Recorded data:
↓

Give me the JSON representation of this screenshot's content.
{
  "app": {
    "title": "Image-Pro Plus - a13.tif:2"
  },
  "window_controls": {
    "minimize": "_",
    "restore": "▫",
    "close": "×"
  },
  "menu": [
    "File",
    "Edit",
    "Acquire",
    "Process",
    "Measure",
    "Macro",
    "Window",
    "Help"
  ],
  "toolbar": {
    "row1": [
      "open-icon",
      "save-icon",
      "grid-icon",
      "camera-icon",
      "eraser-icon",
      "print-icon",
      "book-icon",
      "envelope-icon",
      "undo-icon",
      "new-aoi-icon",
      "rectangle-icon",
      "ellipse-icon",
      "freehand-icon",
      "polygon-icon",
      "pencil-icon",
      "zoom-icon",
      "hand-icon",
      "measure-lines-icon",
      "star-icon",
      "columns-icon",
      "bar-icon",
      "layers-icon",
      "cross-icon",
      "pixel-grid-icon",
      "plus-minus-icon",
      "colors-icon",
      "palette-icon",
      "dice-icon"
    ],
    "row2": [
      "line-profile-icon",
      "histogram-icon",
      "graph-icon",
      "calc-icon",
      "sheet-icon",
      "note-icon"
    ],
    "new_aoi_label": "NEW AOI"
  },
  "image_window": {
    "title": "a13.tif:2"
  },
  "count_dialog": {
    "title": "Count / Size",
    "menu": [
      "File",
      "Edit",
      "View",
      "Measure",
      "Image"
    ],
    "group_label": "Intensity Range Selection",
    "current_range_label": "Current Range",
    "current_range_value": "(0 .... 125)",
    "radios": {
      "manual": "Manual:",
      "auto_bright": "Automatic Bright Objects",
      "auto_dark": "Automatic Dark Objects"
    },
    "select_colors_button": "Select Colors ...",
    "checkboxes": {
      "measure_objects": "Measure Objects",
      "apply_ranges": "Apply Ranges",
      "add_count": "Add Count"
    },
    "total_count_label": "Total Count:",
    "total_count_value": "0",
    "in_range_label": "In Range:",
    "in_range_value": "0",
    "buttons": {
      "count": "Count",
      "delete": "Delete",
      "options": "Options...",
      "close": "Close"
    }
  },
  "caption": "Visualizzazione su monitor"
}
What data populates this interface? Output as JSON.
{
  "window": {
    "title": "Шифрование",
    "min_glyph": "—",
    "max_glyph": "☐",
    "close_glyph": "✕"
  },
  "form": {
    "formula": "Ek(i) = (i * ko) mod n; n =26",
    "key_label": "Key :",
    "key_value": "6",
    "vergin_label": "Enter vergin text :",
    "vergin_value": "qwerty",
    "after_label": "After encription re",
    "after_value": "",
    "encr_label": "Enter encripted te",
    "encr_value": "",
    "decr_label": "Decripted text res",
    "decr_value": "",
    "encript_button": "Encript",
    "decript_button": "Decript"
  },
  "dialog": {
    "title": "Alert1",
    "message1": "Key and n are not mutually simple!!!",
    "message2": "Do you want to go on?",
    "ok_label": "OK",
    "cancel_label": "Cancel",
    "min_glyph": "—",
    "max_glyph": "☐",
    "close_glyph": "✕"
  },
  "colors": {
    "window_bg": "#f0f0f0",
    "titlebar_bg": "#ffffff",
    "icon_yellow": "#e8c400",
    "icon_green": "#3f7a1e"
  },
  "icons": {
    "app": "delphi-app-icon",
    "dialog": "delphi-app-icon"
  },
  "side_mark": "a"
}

↑

# Exercise directions:
Write out the entries in full, exactly as given.

# Written response:
Give me the JSON representation of this screenshot's content.
{
  "app": {
    "title": "Image-Pro Plus - a13.tif:2"
  },
  "window_controls": {
    "minimize": "_",
    "restore": "▫",
    "close": "×"
  },
  "menu": [
    "File",
    "Edit",
    "Acquire",
    "Process",
    "Measure",
    "Macro",
    "Window",
    "Help"
  ],
  "toolbar": {
    "row1": [
      "open-icon",
      "save-icon",
      "grid-icon",
      "camera-icon",
      "eraser-icon",
      "print-icon",
      "book-icon",
      "envelope-icon",
      "undo-icon",
      "new-aoi-icon",
      "rectangle-icon",
      "ellipse-icon",
      "freehand-icon",
      "polygon-icon",
      "pencil-icon",
      "zoom-icon",
      "hand-icon",
      "measure-lines-icon",
      "star-icon",
      "columns-icon",
      "bar-icon",
      "layers-icon",
      "cross-icon",
      "pixel-grid-icon",
      "plus-minus-icon",
      "colors-icon",
      "palette-icon",
      "dice-icon"
    ],
    "row2": [
      "line-profile-icon",
      "histogram-icon",
      "graph-icon",
      "calc-icon",
      "sheet-icon",
      "note-icon"
    ],
    "new_aoi_label": "NEW AOI"
  },
  "image_window": {
    "title": "a13.tif:2"
  },
  "count_dialog": {
    "title": "Count / Size",
    "menu": [
      "File",
      "Edit",
      "View",
      "Measure",
      "Image"
    ],
    "group_label": "Intensity Range Selection",
    "current_range_label": "Current Range",
    "current_range_value": "(0 .... 125)",
    "radios": {
      "manual": "Manual:",
      "auto_bright": "Automatic Bright Objects",
      "auto_dark": "Automatic Dark Objects"
    },
    "select_colors_button": "Select Colors ...",
    "checkboxes": {
      "measure_objects": "Measure Objects",
      "apply_ranges": "Apply Ranges",
      "add_count": "Add Count"
    },
    "total_count_label": "Total Count:",
    "total_count_value": "0",
    "in_range_label": "In Range:",
    "in_range_value": "0",
    "buttons": {
      "count": "Count",
      "delete": "Delete",
      "options": "Options...",
      "close": "Close"
    }
  },
  "caption": "Visualizzazione su monitor"
}
What data populates this interface? Output as JSON.
{
  "window": {
    "title": "Шифрование",
    "min_glyph": "—",
    "max_glyph": "☐",
    "close_glyph": "✕"
  },
  "form": {
    "formula": "Ek(i) = (i * ko) mod n; n =26",
    "key_label": "Key :",
    "key_value": "6",
    "vergin_label": "Enter vergin text :",
    "vergin_value": "qwerty",
    "after_label": "After encription re",
    "after_value": "",
    "encr_label": "Enter encripted te",
    "encr_value": "",
    "decr_label": "Decripted text res",
    "decr_value": "",
    "encript_button": "Encript",
    "decript_button": "Decript"
  },
  "dialog": {
    "title": "Alert1",
    "message1": "Key and n are not mutually simple!!!",
    "message2": "Do you want to go on?",
    "ok_label": "OK",
    "cancel_label": "Cancel",
    "min_glyph": "—",
    "max_glyph": "☐",
    "close_glyph": "✕"
  },
  "colors": {
    "window_bg": "#f0f0f0",
    "titlebar_bg": "#ffffff",
    "icon_yellow": "#e8c400",
    "icon_green": "#3f7a1e"
  },
  "icons": {
    "app": "delphi-app-icon",
    "dialog": "delphi-app-icon"
  },
  "side_mark": "a"
}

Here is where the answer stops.